▸ **Do this**
Search the records that follow and extract every line containing the string "Avoidance".
--- begin Records shown ---
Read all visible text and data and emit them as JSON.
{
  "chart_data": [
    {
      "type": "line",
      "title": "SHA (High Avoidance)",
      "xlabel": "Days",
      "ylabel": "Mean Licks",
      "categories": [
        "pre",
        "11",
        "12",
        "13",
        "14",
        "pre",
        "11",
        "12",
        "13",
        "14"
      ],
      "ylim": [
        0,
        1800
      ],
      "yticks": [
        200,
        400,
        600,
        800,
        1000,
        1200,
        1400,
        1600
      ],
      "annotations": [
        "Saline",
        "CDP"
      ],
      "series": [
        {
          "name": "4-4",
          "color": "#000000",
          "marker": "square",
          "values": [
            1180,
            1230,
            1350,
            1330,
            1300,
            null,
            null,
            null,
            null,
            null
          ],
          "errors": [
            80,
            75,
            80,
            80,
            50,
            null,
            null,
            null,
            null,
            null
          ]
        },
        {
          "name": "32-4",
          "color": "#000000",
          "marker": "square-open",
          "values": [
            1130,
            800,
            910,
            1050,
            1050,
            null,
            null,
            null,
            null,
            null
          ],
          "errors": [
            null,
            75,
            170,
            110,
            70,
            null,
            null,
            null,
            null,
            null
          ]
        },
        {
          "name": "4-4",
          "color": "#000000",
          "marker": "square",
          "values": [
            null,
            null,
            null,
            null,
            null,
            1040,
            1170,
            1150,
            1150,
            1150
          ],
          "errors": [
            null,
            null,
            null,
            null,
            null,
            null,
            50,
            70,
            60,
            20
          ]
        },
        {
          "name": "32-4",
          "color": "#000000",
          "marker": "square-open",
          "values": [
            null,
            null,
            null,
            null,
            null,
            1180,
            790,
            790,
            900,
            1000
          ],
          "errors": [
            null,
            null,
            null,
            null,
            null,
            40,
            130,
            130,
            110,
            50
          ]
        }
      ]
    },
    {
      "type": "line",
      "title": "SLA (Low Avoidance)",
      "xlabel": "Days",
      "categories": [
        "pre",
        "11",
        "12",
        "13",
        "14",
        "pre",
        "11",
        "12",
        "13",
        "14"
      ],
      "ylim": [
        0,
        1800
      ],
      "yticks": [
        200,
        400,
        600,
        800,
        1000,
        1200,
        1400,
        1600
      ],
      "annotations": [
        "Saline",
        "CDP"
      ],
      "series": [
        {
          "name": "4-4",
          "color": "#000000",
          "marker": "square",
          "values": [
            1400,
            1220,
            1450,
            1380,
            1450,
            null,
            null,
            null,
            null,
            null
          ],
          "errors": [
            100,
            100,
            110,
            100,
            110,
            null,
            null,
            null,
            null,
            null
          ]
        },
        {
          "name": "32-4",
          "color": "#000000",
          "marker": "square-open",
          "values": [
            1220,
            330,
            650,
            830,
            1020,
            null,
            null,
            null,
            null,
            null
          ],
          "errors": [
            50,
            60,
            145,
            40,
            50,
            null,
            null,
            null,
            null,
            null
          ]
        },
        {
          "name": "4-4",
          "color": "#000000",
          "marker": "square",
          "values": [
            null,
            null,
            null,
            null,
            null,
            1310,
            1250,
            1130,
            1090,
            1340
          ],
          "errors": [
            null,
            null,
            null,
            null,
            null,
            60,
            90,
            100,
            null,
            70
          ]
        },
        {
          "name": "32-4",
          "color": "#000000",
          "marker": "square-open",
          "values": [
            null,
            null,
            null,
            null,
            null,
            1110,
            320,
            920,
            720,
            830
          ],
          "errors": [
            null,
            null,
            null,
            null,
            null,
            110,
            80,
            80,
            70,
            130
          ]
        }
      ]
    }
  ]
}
--- end Records shown ---
--- begin Records shown ---
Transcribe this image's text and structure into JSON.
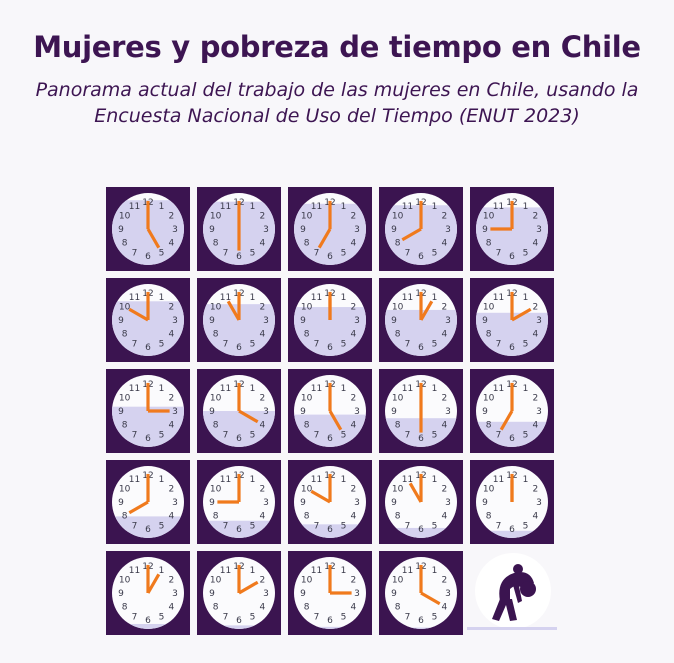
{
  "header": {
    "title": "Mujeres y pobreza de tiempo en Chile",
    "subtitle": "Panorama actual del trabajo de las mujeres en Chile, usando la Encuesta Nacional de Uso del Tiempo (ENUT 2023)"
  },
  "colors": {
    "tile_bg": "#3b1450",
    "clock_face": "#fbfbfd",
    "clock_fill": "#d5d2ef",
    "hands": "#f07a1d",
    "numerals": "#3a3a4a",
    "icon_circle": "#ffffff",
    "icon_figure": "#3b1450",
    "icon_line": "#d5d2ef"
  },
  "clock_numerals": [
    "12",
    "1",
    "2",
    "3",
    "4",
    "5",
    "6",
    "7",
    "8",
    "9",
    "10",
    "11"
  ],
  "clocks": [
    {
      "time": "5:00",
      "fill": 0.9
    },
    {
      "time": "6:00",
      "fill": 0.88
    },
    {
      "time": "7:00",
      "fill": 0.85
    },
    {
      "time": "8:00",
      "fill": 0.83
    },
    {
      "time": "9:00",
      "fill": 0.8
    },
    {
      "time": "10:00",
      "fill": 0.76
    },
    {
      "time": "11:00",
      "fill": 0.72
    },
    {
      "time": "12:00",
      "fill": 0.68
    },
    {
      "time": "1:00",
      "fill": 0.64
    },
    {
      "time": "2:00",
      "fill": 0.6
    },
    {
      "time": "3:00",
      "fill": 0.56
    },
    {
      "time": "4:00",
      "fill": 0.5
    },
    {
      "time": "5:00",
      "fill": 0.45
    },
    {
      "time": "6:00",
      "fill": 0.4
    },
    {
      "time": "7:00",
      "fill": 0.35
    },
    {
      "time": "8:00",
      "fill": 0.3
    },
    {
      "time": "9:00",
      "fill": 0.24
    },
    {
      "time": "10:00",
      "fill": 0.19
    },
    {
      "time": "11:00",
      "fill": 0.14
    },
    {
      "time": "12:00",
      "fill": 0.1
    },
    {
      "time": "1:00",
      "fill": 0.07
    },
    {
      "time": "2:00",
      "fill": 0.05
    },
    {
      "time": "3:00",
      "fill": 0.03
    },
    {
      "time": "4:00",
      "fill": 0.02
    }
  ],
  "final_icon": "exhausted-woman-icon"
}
--- end Records shown ---
--- begin Records shown ---
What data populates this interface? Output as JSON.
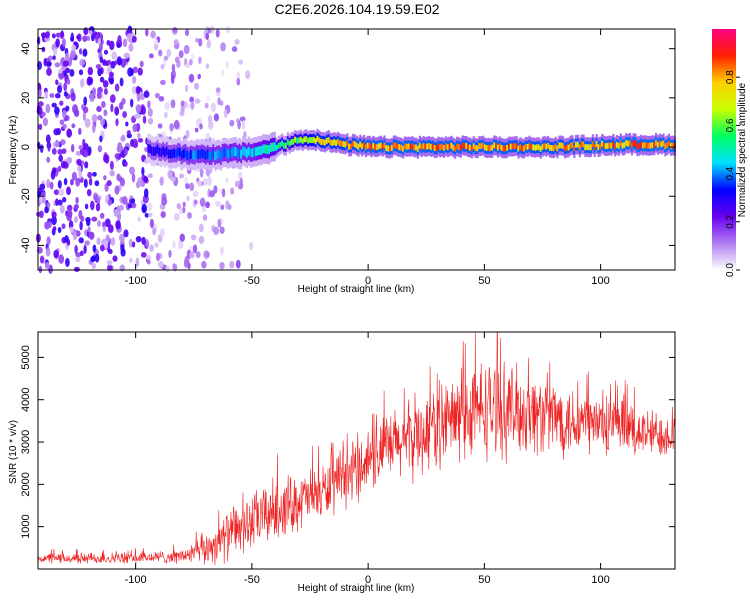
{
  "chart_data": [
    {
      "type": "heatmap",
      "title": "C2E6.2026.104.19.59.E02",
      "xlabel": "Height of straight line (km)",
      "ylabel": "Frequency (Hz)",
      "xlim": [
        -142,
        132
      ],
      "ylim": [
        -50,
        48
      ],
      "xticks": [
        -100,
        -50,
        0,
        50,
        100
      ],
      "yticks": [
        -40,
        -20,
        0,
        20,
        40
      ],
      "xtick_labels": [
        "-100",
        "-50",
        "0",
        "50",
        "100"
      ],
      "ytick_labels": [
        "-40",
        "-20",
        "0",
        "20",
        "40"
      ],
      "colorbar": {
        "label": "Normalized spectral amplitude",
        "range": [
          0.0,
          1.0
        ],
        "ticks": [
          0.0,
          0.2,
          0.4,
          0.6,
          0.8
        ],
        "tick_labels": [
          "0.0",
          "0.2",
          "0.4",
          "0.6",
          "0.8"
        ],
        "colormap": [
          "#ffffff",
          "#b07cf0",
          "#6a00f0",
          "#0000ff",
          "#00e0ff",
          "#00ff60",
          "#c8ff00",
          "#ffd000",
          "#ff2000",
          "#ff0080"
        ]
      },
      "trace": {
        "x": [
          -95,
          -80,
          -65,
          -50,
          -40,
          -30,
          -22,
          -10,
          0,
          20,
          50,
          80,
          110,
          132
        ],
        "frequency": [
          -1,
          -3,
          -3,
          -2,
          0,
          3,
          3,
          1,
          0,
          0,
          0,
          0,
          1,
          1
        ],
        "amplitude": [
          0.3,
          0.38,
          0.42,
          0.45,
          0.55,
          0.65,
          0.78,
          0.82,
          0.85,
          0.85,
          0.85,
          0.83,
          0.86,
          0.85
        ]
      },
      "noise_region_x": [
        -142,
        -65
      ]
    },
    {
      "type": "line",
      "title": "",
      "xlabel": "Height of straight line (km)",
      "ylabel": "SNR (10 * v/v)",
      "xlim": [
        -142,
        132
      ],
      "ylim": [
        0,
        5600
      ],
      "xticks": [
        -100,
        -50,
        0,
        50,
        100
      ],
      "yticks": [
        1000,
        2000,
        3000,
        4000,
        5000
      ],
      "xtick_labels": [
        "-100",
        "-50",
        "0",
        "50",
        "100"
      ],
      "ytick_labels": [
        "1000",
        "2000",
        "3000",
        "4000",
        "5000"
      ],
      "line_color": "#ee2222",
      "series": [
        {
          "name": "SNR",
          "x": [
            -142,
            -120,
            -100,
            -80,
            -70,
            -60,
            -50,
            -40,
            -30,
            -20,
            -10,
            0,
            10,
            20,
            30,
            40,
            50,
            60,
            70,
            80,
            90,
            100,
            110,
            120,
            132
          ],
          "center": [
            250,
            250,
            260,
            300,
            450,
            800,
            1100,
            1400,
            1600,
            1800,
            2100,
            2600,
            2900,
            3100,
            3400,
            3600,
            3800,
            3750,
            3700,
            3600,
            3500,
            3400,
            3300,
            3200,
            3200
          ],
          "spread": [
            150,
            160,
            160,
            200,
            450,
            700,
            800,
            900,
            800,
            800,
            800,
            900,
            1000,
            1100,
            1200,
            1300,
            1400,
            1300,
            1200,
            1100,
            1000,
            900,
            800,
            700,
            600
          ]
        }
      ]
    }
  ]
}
--- end Records shown ---
▸ **Correct answer**
      "title": "SHA (High Avoidance)",
      "title": "SLA (Low Avoidance)",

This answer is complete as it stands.